Data records:

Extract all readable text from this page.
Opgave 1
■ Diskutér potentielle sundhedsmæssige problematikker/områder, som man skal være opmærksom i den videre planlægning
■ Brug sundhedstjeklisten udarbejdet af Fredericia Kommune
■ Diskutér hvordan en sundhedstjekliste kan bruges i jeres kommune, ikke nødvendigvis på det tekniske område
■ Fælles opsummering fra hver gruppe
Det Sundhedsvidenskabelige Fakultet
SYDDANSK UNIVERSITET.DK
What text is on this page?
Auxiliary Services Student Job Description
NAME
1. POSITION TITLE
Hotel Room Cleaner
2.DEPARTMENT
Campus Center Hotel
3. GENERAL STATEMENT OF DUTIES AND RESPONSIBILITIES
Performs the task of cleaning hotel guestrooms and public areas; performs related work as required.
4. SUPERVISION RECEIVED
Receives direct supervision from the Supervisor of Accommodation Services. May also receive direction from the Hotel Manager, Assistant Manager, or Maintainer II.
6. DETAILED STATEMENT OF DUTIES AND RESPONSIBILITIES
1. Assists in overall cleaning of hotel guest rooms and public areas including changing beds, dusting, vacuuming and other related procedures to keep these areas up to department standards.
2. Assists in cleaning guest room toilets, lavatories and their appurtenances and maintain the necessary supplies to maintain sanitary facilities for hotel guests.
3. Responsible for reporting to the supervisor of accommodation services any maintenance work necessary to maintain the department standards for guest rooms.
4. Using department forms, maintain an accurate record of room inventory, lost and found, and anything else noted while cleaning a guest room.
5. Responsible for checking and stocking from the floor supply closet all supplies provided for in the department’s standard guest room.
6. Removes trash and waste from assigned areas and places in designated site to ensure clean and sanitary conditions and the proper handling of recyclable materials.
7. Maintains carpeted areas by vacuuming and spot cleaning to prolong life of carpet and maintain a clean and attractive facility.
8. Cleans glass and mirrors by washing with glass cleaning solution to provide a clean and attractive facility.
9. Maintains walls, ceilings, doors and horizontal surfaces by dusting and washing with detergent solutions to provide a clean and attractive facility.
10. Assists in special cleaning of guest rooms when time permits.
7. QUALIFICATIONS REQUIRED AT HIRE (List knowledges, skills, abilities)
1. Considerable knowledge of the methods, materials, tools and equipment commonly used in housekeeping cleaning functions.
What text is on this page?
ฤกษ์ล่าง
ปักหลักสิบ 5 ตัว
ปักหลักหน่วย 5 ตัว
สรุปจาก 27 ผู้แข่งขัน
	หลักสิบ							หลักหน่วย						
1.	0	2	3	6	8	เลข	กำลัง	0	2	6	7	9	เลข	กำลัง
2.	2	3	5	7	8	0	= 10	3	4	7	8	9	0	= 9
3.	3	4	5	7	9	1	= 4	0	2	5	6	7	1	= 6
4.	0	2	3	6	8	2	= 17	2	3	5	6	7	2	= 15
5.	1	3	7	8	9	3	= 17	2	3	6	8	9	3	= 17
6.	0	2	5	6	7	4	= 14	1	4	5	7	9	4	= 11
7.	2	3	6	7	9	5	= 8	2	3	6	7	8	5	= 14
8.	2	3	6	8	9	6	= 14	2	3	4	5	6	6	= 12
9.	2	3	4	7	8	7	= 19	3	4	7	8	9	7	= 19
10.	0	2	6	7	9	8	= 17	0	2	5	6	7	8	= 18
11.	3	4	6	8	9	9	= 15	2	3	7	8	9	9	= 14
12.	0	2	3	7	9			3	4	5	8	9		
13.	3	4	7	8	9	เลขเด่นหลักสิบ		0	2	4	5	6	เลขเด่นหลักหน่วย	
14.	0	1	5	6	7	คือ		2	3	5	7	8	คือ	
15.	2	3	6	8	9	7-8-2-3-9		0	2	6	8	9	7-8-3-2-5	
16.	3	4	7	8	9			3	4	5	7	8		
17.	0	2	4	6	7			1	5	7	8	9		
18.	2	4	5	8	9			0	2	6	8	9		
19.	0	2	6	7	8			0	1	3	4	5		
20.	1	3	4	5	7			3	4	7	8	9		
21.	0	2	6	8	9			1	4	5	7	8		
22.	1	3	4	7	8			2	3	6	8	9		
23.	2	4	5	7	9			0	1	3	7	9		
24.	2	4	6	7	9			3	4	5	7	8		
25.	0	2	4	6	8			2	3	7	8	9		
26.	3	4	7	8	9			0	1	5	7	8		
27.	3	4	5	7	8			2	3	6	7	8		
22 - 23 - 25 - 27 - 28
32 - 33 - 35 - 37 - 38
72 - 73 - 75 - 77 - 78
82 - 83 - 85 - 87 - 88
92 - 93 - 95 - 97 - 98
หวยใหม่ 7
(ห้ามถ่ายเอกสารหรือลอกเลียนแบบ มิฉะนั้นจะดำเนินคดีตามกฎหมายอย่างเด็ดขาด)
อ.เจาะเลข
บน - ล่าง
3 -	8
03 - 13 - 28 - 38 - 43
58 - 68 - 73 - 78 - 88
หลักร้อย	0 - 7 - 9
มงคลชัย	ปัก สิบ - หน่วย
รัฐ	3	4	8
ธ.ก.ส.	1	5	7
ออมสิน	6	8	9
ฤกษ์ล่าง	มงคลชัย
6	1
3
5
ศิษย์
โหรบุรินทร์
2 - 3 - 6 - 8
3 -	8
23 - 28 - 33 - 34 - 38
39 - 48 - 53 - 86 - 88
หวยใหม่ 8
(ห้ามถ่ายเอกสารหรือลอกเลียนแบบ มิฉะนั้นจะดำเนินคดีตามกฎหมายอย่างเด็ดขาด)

§ **THE PROBLEM**:
Which lines hold the word "supplies"? Show each one.

§ **RESPONSE**:
2. Assists in cleaning guest room toilets, lavatories and their appurtenances and maintain the necessary supplies to maintain sanitary facilities for hotel guests.
5. Responsible for checking and stocking from the floor supply closet all supplies provided for in the department’s standard guest room.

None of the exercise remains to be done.